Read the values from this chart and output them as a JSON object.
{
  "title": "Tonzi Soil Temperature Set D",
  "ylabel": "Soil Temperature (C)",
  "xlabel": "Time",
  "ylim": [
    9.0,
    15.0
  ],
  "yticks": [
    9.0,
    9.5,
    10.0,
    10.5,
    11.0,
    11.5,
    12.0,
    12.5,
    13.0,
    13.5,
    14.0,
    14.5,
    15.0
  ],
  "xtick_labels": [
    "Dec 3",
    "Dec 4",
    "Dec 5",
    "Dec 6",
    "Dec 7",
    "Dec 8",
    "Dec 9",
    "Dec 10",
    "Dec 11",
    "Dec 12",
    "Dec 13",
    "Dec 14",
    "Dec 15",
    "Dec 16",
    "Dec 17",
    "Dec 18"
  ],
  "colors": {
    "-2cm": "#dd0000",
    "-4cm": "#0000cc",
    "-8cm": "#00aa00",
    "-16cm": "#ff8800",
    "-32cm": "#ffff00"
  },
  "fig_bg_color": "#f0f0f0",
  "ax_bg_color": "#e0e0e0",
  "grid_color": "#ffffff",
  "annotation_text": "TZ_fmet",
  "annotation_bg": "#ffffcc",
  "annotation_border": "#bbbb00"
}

--

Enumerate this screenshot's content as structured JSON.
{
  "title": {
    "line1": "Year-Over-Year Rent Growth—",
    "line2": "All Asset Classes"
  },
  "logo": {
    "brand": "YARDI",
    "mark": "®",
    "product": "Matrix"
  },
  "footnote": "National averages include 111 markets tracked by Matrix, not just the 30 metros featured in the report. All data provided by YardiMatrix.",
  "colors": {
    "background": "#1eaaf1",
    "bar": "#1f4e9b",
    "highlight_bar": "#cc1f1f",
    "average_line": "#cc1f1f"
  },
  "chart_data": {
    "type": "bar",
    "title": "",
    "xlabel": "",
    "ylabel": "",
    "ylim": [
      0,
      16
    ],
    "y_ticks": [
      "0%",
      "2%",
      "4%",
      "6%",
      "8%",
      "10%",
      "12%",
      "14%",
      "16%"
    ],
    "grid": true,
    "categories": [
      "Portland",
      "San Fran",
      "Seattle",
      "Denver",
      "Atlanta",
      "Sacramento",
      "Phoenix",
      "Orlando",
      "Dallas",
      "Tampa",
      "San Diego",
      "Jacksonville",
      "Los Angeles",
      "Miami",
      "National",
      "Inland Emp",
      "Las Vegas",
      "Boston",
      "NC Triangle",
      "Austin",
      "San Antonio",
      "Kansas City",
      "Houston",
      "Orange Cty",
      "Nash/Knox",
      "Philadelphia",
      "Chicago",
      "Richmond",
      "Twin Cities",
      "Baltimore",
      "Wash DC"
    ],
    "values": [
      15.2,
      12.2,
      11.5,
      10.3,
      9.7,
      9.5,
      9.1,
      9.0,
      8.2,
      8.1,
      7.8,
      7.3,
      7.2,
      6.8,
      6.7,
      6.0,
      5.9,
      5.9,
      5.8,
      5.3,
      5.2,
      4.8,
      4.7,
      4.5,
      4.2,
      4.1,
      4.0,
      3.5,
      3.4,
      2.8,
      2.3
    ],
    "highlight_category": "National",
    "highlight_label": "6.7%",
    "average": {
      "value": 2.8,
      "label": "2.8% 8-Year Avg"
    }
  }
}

● **PROBLEM TO SOLVE**: From the listing above, copy every line that includes the word "Year".

● **ANSWER FOR THE TASK**:
    "line1": "Year-Over-Year Rent Growth—",
      "label": "2.8% 8-Year Avg"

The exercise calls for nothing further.